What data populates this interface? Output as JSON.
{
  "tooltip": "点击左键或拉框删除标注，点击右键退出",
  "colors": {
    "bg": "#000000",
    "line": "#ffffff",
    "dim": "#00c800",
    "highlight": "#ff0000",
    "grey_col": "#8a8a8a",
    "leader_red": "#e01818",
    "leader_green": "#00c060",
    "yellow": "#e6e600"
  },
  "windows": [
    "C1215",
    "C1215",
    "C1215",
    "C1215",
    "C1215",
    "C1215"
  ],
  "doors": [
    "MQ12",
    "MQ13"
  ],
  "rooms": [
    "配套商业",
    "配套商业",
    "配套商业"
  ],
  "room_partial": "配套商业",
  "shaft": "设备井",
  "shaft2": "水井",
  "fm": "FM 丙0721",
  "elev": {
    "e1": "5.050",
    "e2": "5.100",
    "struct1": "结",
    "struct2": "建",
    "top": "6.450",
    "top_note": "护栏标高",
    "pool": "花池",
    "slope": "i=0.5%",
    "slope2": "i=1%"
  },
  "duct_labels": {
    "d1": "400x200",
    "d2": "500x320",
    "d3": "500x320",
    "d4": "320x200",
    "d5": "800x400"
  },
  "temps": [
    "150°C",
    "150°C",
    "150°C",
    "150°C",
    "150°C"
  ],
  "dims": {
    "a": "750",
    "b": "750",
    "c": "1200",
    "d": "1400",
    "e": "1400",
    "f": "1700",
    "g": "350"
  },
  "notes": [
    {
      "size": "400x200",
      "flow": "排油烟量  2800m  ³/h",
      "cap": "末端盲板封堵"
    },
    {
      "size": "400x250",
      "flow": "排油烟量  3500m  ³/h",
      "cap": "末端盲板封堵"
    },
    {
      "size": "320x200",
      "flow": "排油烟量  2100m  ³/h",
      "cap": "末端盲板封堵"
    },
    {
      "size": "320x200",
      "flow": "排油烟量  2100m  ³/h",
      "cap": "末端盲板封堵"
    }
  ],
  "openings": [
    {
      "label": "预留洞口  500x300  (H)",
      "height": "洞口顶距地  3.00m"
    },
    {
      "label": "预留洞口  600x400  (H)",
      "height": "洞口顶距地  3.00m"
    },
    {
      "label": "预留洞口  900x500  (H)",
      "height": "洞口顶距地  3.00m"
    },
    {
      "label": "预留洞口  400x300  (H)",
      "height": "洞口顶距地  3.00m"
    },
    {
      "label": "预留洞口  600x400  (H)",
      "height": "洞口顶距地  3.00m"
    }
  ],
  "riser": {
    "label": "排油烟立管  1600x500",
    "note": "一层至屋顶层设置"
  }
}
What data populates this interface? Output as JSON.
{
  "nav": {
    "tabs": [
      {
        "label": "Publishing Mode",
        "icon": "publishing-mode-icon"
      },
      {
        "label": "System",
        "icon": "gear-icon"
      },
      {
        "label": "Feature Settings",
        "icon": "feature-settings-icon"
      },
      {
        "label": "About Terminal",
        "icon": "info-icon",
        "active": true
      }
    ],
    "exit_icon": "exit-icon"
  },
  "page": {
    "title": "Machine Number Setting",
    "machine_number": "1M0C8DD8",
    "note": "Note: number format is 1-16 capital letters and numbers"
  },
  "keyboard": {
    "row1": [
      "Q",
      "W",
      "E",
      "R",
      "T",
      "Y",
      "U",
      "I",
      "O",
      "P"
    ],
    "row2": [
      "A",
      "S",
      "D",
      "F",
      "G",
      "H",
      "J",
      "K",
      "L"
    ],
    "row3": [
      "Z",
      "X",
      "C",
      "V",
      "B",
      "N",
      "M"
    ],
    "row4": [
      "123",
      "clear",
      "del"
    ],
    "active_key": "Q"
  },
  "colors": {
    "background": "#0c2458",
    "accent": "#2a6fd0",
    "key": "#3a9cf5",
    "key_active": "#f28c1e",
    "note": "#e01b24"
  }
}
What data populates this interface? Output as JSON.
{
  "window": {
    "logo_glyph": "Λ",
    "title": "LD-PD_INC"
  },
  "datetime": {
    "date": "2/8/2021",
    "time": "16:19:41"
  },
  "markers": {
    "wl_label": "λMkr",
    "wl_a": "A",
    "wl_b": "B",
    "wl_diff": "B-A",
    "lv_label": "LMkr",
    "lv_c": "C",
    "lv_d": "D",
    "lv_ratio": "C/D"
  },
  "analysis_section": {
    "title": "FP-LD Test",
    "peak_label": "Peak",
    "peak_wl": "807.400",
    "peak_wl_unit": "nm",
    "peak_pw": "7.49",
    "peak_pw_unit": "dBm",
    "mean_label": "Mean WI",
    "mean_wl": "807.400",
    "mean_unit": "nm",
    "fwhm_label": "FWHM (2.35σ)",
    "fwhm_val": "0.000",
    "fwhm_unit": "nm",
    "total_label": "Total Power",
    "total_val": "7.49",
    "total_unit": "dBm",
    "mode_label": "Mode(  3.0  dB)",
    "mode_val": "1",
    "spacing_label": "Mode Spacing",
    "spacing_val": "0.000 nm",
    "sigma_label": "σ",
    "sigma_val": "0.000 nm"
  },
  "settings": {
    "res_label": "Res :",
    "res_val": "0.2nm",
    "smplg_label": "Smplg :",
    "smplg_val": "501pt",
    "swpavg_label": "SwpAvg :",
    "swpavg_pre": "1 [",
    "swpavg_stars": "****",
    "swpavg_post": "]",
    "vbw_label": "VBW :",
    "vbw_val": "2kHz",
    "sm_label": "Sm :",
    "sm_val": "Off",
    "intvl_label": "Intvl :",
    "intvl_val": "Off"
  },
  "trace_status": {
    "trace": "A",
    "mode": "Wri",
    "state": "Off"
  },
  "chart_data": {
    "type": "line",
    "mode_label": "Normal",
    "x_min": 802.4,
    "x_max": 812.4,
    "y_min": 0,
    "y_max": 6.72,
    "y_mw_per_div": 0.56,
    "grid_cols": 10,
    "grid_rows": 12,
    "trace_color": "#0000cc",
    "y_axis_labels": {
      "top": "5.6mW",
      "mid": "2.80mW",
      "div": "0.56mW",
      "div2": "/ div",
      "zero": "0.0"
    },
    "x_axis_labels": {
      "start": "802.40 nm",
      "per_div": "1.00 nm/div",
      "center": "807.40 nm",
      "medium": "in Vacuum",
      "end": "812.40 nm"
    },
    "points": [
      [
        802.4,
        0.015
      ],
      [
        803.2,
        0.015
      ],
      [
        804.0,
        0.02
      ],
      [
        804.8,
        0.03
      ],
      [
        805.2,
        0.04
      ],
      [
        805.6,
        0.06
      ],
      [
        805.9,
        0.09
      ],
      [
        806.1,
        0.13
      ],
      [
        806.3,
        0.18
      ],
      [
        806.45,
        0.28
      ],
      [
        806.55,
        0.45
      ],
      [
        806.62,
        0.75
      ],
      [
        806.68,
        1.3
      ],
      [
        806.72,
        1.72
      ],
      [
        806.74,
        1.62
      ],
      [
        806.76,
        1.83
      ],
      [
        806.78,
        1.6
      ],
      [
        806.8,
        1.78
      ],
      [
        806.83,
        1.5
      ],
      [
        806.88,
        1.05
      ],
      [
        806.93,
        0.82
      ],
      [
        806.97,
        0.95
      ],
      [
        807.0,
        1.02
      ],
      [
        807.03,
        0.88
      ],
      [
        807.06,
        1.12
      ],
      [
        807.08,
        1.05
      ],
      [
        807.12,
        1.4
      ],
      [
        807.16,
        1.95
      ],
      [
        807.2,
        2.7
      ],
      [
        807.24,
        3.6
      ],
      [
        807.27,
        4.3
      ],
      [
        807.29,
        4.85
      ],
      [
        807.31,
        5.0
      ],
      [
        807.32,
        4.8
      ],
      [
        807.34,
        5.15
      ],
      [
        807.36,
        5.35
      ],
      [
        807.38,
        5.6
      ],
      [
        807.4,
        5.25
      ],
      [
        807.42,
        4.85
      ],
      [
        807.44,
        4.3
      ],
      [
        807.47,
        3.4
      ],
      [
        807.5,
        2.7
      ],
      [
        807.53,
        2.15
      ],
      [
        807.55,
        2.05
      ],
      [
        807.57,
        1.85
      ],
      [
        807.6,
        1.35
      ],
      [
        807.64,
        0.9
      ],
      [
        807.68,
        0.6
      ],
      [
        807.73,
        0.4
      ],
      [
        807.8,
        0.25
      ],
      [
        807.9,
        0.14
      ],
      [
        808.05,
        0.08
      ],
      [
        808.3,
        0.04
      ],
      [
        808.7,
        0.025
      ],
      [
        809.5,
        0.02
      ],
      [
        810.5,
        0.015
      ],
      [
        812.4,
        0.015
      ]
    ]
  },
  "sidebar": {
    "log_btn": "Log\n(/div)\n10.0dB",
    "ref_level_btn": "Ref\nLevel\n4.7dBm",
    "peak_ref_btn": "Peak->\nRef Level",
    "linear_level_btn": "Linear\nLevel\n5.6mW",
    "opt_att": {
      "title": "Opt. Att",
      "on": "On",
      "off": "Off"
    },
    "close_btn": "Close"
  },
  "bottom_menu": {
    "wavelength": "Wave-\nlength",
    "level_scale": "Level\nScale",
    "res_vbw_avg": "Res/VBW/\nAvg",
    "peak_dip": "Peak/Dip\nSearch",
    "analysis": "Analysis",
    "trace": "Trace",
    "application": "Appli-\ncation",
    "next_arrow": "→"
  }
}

------------------------

### STATED EXERCISE
Check each line of the records for the word "icon", and show the lines that contain it.

### ANSWER TO THE TASK
        "icon": "publishing-mode-icon"
        "icon": "gear-icon"
        "icon": "feature-settings-icon"
        "icon": "info-icon",
    "exit_icon": "exit-icon"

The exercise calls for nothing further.